EXERCISE AIM: Give back each entry unchanged, minus pictures.

[Items from a dataset]
╭──

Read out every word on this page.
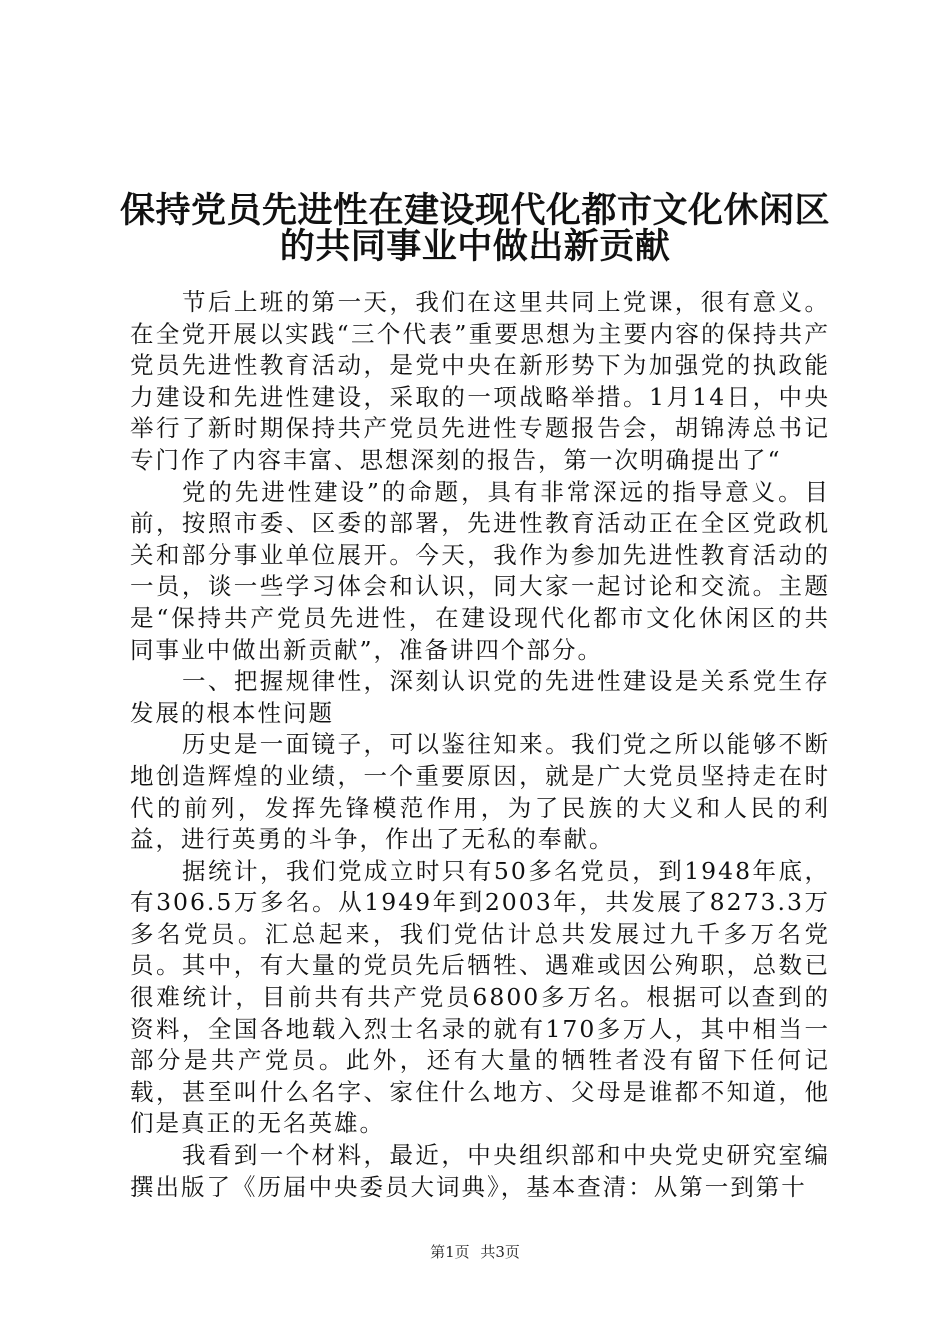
保持党员先进性在建设现代化都市文化休闲区
的共同事业中做出新贡献

节后上班的第一天，我们在这里共同上党课，很有意义。在全党开展以实践“三个代表”重要思想为主要内容的保持共产党员先进性教育活动，是党中央在新形势下为加强党的执政能力建设和先进性建设，采取的一项战略举措。1月14日，中央举行了新时期保持共产党员先进性专题报告会，胡锦涛总书记专门作了内容丰富、思想深刻的报告，第一次明确提出了“

党的先进性建设”的命题，具有非常深远的指导意义。目前，按照市委、区委的部署，先进性教育活动正在全区党政机关和部分事业单位展开。今天，我作为参加先进性教育活动的一员，谈一些学习体会和认识，同大家一起讨论和交流。主题是“保持共产党员先进性，在建设现代化都市文化休闲区的共同事业中做出新贡献”，准备讲四个部分。

一、把握规律性，深刻认识党的先进性建设是关系党生存发展的根本性问题

历史是一面镜子，可以鉴往知来。我们党之所以能够不断地创造辉煌的业绩，一个重要原因，就是广大党员坚持走在时代的前列，发挥先锋模范作用，为了民族的大义和人民的利益，进行英勇的斗争，作出了无私的奉献。

据统计，我们党成立时只有50多名党员，到1948年底，有306.5万多名。从1949年到2003年，共发展了8273.3万多名党员。汇总起来，我们党估计总共发展过九千多万名党员。其中，有大量的党员先后牺牲、遇难或因公殉职，总数已很难统计，目前共有共产党员6800多万名。根据可以查到的资料，全国各地载入烈士名录的就有170多万人，其中相当一部分是共产党员。此外，还有大量的牺牲者没有留下任何记载，甚至叫什么名字、家住什么地方、父母是谁都不知道，他们是真正的无名英雄。

我看到一个材料，最近，中央组织部和中央党史研究室编撰出版了《历届中央委员大词典》，基本查清：从第一到第十

第1页 共3页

╰──

SOLUTION TO THIS EXERCISE:
Read out every word on this page.
保持党员先进性在建设现代化都市文化休闲区
的共同事业中做出新贡献

节后上班的第一天，我们在这里共同上党课，很有意义。在全党开展以实践“三个代表”重要思想为主要内容的保持共产党员先进性教育活动，是党中央在新形势下为加强党的执政能力建设和先进性建设，采取的一项战略举措。1月14日，中央举行了新时期保持共产党员先进性专题报告会，胡锦涛总书记专门作了内容丰富、思想深刻的报告，第一次明确提出了“

党的先进性建设”的命题，具有非常深远的指导意义。目前，按照市委、区委的部署，先进性教育活动正在全区党政机关和部分事业单位展开。今天，我作为参加先进性教育活动的一员，谈一些学习体会和认识，同大家一起讨论和交流。主题是“保持共产党员先进性，在建设现代化都市文化休闲区的共同事业中做出新贡献”，准备讲四个部分。

一、把握规律性，深刻认识党的先进性建设是关系党生存发展的根本性问题

历史是一面镜子，可以鉴往知来。我们党之所以能够不断地创造辉煌的业绩，一个重要原因，就是广大党员坚持走在时代的前列，发挥先锋模范作用，为了民族的大义和人民的利益，进行英勇的斗争，作出了无私的奉献。

据统计，我们党成立时只有50多名党员，到1948年底，有306.5万多名。从1949年到2003年，共发展了8273.3万多名党员。汇总起来，我们党估计总共发展过九千多万名党员。其中，有大量的党员先后牺牲、遇难或因公殉职，总数已很难统计，目前共有共产党员6800多万名。根据可以查到的资料，全国各地载入烈士名录的就有170多万人，其中相当一部分是共产党员。此外，还有大量的牺牲者没有留下任何记载，甚至叫什么名字、家住什么地方、父母是谁都不知道，他们是真正的无名英雄。

我看到一个材料，最近，中央组织部和中央党史研究室编撰出版了《历届中央委员大词典》，基本查清：从第一到第十

第1页 共3页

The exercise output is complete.